SET PROBLEM: Make an exact copy of all the data.

# start of EXTRACTED ENTRIES

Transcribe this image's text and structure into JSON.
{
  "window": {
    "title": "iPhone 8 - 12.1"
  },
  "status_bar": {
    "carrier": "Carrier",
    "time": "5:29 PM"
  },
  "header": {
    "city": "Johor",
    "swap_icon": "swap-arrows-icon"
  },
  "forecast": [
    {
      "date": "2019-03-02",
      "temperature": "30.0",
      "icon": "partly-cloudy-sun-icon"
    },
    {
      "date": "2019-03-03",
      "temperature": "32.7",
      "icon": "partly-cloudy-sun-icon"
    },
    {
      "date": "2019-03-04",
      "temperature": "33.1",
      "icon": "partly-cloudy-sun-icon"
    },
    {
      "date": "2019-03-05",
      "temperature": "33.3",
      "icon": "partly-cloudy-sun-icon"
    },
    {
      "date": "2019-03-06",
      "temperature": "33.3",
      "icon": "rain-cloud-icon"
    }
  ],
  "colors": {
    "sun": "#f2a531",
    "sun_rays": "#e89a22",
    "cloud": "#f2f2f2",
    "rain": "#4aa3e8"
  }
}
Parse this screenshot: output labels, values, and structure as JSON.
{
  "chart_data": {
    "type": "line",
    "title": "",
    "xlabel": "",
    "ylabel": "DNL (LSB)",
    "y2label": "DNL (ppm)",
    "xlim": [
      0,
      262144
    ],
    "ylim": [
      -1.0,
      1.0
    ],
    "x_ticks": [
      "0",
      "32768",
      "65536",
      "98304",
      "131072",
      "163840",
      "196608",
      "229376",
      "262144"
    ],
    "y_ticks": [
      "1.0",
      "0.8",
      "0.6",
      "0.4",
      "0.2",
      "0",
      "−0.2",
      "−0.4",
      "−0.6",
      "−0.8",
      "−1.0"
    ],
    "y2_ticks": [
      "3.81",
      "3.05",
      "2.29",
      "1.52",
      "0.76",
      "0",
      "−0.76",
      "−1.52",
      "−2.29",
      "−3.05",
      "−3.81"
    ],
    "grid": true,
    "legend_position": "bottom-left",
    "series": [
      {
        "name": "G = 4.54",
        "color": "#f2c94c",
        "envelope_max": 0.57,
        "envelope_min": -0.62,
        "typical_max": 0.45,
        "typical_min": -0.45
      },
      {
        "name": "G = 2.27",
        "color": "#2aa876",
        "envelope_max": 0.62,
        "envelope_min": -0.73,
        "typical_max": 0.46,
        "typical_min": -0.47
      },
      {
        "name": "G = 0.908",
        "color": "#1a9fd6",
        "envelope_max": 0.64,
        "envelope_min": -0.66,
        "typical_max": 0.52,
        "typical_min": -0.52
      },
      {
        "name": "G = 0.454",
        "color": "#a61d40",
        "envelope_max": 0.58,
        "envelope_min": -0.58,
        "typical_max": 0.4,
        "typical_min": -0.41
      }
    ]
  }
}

# end of EXTRACTED ENTRIES

THE RESPONSE:
Transcribe this image's text and structure into JSON.
{
  "window": {
    "title": "iPhone 8 - 12.1"
  },
  "status_bar": {
    "carrier": "Carrier",
    "time": "5:29 PM"
  },
  "header": {
    "city": "Johor",
    "swap_icon": "swap-arrows-icon"
  },
  "forecast": [
    {
      "date": "2019-03-02",
      "temperature": "30.0",
      "icon": "partly-cloudy-sun-icon"
    },
    {
      "date": "2019-03-03",
      "temperature": "32.7",
      "icon": "partly-cloudy-sun-icon"
    },
    {
      "date": "2019-03-04",
      "temperature": "33.1",
      "icon": "partly-cloudy-sun-icon"
    },
    {
      "date": "2019-03-05",
      "temperature": "33.3",
      "icon": "partly-cloudy-sun-icon"
    },
    {
      "date": "2019-03-06",
      "temperature": "33.3",
      "icon": "rain-cloud-icon"
    }
  ],
  "colors": {
    "sun": "#f2a531",
    "sun_rays": "#e89a22",
    "cloud": "#f2f2f2",
    "rain": "#4aa3e8"
  }
}
Parse this screenshot: output labels, values, and structure as JSON.
{
  "chart_data": {
    "type": "line",
    "title": "",
    "xlabel": "",
    "ylabel": "DNL (LSB)",
    "y2label": "DNL (ppm)",
    "xlim": [
      0,
      262144
    ],
    "ylim": [
      -1.0,
      1.0
    ],
    "x_ticks": [
      "0",
      "32768",
      "65536",
      "98304",
      "131072",
      "163840",
      "196608",
      "229376",
      "262144"
    ],
    "y_ticks": [
      "1.0",
      "0.8",
      "0.6",
      "0.4",
      "0.2",
      "0",
      "−0.2",
      "−0.4",
      "−0.6",
      "−0.8",
      "−1.0"
    ],
    "y2_ticks": [
      "3.81",
      "3.05",
      "2.29",
      "1.52",
      "0.76",
      "0",
      "−0.76",
      "−1.52",
      "−2.29",
      "−3.05",
      "−3.81"
    ],
    "grid": true,
    "legend_position": "bottom-left",
    "series": [
      {
        "name": "G = 4.54",
        "color": "#f2c94c",
        "envelope_max": 0.57,
        "envelope_min": -0.62,
        "typical_max": 0.45,
        "typical_min": -0.45
      },
      {
        "name": "G = 2.27",
        "color": "#2aa876",
        "envelope_max": 0.62,
        "envelope_min": -0.73,
        "typical_max": 0.46,
        "typical_min": -0.47
      },
      {
        "name": "G = 0.908",
        "color": "#1a9fd6",
        "envelope_max": 0.64,
        "envelope_min": -0.66,
        "typical_max": 0.52,
        "typical_min": -0.52
      },
      {
        "name": "G = 0.454",
        "color": "#a61d40",
        "envelope_max": 0.58,
        "envelope_min": -0.58,
        "typical_max": 0.4,
        "typical_min": -0.41
      }
    ]
  }
}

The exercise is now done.